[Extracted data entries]
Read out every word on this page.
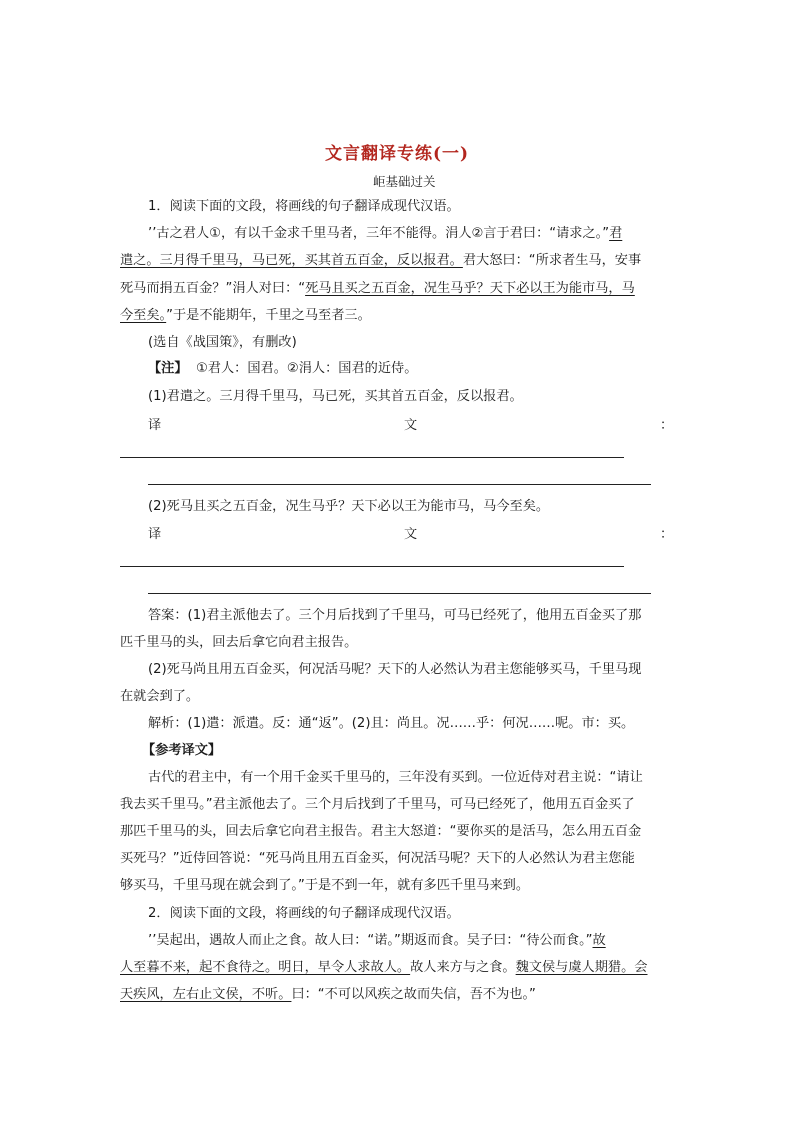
文言翻译专练(一)
岠基础过关
1．阅读下面的文段，将画线的句子翻译成现代汉语。
’’古之君人①，有以千金求千里马者，三年不能得。涓人②言于君曰：“请求之。”君
遣之。三月得千里马，马已死，买其首五百金，反以报君。君大怒曰：“所求者生马，安事
死马而捐五百金？”涓人对曰：“死马且买之五百金，况生马乎？天下必以王为能市马，马
今至矣。”于是不能期年，千里之马至者三。
(选自《战国策》，有删改)
【注】 ①君人：国君。②涓人：国君的近侍。
(1)君遣之。三月得千里马，马已死，买其首五百金，反以报君。
译	文	：
(2)死马且买之五百金，况生马乎？天下必以王为能市马，马今至矣。
译	文	：
答案：(1)君主派他去了。三个月后找到了千里马，可马已经死了，他用五百金买了那
匹千里马的头，回去后拿它向君主报告。
(2)死马尚且用五百金买，何况活马呢？天下的人必然认为君主您能够买马，千里马现
在就会到了。
解析：(1)遣：派遣。反：通“返”。(2)且：尚且。况……乎：何况……呢。市：买。
【参考译文】
古代的君主中，有一个用千金买千里马的，三年没有买到。一位近侍对君主说：“请让
我去买千里马。”君主派他去了。三个月后找到了千里马，可马已经死了，他用五百金买了
那匹千里马的头，回去后拿它向君主报告。君主大怒道：“要你买的是活马，怎么用五百金
买死马？”近侍回答说：“死马尚且用五百金买，何况活马呢？天下的人必然认为君主您能
够买马，千里马现在就会到了。”于是不到一年，就有多匹千里马来到。
2．阅读下面的文段，将画线的句子翻译成现代汉语。
’’吴起出，遇故人而止之食。故人曰：“诺。”期返而食。吴子曰：“待公而食。”故
人至暮不来，起不食待之。明日，早令人求故人。故人来方与之食。魏文侯与虞人期猎。会
天疾风，左右止文侯，不听。曰：“不可以风疾之故而失信，吾不为也。”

_Problem to work on_:
Gather from the entries above all lines that include the string "死马且买之五百金".

_Output for this task_:
死马而捐五百金？”涓人对曰：“死马且买之五百金，况生马乎？天下必以王为能市马，马
(2)死马且买之五百金，况生马乎？天下必以王为能市马，马今至矣。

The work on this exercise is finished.